++++ LISTED RECORDS

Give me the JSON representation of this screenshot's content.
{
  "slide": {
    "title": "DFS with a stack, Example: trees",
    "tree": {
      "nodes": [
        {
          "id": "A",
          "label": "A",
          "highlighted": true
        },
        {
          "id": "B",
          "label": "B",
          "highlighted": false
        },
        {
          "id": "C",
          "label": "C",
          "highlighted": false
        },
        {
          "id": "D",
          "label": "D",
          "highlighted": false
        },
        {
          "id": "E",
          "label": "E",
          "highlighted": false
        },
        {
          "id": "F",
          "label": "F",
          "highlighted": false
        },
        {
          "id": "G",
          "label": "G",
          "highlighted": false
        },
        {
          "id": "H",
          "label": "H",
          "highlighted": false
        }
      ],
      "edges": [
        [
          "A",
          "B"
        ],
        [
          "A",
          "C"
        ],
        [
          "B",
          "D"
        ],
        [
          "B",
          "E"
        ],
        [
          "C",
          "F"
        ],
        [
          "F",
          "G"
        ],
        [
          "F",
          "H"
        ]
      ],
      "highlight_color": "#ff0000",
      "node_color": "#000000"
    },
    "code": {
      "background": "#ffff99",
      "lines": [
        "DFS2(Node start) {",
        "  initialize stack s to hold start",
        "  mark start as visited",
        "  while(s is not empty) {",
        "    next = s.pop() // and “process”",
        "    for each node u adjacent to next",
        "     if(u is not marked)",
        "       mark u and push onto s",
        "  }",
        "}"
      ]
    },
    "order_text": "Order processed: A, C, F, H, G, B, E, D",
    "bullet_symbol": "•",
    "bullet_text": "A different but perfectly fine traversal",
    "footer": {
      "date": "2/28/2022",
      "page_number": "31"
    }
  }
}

++++++++

THE EXERCISE
Within the records, how many lines include "label"? The answer is the number and nothing else.

SOLUTION TO THIS EXERCISE
8